SHORT EXERCISE: Output the line that contains "Serialize everything readable" and every line after it to the end of the entries, with nothing added or left out.

____________________

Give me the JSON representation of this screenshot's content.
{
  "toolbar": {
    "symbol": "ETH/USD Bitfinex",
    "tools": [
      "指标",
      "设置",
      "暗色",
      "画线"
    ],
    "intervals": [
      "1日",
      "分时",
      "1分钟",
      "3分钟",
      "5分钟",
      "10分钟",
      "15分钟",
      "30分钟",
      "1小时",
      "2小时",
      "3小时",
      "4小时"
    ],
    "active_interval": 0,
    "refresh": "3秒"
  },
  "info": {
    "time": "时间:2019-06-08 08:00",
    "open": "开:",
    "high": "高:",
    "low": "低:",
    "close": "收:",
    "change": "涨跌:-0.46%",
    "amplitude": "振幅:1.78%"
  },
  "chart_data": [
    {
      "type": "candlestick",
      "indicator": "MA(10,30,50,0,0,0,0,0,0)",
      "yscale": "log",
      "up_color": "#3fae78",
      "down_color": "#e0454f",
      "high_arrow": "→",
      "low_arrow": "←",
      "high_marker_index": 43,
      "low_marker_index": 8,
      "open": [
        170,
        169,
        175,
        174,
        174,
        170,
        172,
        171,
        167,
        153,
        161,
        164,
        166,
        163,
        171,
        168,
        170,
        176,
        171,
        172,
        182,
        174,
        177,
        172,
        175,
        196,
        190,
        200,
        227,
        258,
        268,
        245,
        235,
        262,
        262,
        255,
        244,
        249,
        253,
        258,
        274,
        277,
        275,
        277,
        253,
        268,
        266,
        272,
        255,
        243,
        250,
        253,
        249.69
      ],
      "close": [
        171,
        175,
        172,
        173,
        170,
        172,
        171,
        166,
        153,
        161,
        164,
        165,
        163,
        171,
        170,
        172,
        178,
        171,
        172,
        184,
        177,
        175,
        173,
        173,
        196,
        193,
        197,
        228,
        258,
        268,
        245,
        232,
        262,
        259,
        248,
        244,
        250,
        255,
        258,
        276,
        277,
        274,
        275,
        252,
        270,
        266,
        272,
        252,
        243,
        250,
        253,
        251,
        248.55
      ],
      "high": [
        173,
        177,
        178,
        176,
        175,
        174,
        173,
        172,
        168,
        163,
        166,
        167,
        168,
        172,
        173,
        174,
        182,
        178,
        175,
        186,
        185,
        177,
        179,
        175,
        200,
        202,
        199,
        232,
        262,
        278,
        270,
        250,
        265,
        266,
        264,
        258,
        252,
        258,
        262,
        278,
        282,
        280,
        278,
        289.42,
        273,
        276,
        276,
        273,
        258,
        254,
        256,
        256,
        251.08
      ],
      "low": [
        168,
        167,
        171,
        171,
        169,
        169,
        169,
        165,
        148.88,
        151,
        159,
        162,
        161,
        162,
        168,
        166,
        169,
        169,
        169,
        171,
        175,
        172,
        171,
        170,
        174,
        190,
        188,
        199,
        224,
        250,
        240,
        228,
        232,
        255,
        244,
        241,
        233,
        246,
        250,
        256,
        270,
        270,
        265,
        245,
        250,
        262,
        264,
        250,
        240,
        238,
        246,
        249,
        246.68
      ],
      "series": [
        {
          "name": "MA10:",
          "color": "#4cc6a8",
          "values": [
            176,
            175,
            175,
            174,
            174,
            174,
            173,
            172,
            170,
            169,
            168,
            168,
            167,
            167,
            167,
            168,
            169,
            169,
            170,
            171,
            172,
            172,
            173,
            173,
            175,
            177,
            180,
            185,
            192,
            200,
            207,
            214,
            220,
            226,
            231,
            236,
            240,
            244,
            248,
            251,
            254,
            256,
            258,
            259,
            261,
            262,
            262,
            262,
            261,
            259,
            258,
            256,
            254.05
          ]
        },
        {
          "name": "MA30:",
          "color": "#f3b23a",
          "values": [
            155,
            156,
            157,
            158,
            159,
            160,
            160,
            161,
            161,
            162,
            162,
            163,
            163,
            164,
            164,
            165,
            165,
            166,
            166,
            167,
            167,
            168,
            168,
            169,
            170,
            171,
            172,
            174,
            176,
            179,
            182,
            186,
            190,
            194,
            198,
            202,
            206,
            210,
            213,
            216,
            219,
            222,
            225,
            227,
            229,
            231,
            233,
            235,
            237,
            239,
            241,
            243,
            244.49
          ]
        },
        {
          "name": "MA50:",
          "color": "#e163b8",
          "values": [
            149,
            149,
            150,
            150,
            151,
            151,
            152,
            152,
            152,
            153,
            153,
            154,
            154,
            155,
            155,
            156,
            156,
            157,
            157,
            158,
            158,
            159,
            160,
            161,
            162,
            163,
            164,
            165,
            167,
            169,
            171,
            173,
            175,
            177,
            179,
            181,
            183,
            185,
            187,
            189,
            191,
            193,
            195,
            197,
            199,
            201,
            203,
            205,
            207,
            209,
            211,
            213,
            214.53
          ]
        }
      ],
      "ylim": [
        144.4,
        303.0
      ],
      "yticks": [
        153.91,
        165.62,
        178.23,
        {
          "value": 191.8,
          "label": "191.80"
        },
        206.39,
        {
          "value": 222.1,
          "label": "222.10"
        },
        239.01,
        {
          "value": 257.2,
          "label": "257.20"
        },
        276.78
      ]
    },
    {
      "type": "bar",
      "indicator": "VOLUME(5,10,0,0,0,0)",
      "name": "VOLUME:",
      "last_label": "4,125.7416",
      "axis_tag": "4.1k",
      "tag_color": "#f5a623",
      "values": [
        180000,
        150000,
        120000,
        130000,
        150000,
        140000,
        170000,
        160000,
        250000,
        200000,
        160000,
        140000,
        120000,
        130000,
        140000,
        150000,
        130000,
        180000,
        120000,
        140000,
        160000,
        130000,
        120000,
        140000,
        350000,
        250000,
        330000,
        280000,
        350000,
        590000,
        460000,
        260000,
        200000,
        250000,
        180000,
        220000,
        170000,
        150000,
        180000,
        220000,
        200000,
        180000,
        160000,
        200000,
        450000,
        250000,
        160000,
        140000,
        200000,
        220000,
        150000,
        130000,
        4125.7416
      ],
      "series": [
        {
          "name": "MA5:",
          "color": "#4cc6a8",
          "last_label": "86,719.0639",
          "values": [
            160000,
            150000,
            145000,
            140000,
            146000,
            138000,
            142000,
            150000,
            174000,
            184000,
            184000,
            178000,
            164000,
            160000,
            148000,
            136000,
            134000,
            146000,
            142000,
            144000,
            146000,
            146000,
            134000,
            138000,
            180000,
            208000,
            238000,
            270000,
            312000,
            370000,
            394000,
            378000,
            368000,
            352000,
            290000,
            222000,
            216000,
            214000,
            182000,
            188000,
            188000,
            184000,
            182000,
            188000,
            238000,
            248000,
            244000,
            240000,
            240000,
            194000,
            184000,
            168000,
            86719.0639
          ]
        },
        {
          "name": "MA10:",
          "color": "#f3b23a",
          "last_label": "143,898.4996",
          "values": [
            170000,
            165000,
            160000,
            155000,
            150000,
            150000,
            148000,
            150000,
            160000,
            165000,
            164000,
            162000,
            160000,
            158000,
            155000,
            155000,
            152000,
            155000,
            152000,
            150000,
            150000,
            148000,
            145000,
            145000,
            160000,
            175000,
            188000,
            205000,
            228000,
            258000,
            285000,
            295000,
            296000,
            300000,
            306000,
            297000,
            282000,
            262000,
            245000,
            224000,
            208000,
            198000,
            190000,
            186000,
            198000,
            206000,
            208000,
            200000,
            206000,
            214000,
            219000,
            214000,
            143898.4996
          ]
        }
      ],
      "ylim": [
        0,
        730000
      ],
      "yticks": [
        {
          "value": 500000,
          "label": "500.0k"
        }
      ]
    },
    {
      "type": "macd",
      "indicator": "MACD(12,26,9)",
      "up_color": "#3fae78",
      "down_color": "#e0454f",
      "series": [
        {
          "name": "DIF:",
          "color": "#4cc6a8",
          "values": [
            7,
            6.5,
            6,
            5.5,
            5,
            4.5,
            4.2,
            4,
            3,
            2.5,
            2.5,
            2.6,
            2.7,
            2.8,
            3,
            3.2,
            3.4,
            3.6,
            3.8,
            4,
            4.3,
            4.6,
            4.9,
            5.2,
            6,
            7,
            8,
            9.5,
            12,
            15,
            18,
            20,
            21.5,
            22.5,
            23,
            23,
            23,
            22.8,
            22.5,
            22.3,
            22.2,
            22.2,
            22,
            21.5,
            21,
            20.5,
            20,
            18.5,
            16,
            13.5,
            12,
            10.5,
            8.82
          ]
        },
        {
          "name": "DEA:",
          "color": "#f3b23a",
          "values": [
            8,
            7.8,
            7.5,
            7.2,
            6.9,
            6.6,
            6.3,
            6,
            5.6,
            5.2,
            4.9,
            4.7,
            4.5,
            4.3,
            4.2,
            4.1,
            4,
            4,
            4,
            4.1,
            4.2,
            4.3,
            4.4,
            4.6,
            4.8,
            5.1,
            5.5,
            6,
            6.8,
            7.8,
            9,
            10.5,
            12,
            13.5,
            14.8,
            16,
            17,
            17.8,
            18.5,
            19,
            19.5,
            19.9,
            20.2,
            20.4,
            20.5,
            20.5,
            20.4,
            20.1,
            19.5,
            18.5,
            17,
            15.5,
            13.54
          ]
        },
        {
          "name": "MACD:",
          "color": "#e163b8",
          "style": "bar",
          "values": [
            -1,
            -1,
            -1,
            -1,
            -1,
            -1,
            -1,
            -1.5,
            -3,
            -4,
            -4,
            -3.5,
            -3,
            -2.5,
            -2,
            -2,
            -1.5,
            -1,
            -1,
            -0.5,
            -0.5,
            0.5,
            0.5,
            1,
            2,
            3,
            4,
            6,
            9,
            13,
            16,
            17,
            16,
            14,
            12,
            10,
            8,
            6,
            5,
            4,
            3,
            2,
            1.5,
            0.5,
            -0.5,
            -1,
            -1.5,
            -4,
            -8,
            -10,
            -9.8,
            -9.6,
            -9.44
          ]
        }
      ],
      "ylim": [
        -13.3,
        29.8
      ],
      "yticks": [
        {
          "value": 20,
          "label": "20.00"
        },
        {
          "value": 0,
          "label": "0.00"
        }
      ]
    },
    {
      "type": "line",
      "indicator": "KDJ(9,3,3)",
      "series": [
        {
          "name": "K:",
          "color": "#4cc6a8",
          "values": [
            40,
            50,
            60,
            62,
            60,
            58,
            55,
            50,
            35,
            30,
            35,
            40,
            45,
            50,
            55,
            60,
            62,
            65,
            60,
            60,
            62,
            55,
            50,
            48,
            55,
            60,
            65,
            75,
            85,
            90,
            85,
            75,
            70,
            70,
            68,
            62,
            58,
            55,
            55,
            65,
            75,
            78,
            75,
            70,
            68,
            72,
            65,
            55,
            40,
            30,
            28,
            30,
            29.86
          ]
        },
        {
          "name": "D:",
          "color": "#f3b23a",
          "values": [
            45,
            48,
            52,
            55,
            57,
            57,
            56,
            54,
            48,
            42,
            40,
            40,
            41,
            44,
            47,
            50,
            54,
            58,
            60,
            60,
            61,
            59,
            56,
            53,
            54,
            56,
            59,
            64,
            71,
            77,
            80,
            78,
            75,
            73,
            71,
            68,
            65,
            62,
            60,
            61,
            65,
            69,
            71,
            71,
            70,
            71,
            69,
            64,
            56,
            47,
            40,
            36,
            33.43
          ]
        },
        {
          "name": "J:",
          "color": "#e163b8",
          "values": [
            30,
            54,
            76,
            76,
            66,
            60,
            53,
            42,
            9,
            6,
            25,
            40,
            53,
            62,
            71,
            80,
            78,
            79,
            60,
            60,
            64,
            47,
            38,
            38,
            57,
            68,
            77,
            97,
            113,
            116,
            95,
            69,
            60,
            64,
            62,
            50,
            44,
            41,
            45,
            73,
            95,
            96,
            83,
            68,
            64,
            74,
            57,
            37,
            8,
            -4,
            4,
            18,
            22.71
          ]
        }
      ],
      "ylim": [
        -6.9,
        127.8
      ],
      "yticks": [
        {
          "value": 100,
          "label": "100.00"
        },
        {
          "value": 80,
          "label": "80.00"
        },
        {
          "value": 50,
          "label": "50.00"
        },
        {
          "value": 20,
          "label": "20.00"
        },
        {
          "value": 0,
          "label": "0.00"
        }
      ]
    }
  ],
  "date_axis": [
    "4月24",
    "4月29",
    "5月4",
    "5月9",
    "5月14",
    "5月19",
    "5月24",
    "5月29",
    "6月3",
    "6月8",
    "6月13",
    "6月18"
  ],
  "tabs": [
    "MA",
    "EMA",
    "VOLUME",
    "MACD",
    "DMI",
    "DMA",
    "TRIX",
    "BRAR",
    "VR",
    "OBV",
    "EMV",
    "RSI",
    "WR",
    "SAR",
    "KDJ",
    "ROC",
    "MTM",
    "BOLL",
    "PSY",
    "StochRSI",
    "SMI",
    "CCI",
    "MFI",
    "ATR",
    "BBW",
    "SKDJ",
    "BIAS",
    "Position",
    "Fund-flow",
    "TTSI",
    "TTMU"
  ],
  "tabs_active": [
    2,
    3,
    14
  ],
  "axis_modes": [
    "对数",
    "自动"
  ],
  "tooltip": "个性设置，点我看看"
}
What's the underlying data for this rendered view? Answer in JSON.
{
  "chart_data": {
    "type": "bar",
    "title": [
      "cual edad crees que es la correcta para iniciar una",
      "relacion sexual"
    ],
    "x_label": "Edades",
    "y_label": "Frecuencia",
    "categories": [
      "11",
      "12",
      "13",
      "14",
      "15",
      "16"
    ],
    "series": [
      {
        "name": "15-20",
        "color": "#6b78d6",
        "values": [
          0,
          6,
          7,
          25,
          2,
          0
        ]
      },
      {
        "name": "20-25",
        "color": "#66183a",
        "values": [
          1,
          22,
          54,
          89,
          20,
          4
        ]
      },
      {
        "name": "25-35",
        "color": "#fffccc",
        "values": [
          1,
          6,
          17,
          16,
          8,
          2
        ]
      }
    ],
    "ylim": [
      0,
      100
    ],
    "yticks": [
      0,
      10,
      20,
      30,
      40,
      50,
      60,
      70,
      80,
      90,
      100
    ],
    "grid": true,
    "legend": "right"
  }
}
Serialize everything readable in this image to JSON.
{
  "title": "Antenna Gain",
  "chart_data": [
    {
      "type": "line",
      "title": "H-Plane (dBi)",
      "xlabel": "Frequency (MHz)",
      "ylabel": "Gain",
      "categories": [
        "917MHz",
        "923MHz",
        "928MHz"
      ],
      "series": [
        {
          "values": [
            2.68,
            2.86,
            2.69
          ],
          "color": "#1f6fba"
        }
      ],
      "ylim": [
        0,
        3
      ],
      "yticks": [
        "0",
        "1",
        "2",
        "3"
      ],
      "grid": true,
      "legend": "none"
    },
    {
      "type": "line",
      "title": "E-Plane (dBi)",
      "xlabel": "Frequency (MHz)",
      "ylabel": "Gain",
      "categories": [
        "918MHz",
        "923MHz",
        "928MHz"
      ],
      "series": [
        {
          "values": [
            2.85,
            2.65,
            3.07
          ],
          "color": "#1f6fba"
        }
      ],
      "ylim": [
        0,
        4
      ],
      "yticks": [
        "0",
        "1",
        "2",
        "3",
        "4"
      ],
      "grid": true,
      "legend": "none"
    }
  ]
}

____________________

CORRECT RESULT:
Serialize everything readable in this image to JSON.
{
  "title": "Antenna Gain",
  "chart_data": [
    {
      "type": "line",
      "title": "H-Plane (dBi)",
      "xlabel": "Frequency (MHz)",
      "ylabel": "Gain",
      "categories": [
        "917MHz",
        "923MHz",
        "928MHz"
      ],
      "series": [
        {
          "values": [
            2.68,
            2.86,
            2.69
          ],
          "color": "#1f6fba"
        }
      ],
      "ylim": [
        0,
        3
      ],
      "yticks": [
        "0",
        "1",
        "2",
        "3"
      ],
      "grid": true,
      "legend": "none"
    },
    {
      "type": "line",
      "title": "E-Plane (dBi)",
      "xlabel": "Frequency (MHz)",
      "ylabel": "Gain",
      "categories": [
        "918MHz",
        "923MHz",
        "928MHz"
      ],
      "series": [
        {
          "values": [
            2.85,
            2.65,
            3.07
          ],
          "color": "#1f6fba"
        }
      ],
      "ylim": [
        0,
        4
      ],
      "yticks": [
        "0",
        "1",
        "2",
        "3",
        "4"
      ],
      "grid": true,
      "legend": "none"
    }
  ]
}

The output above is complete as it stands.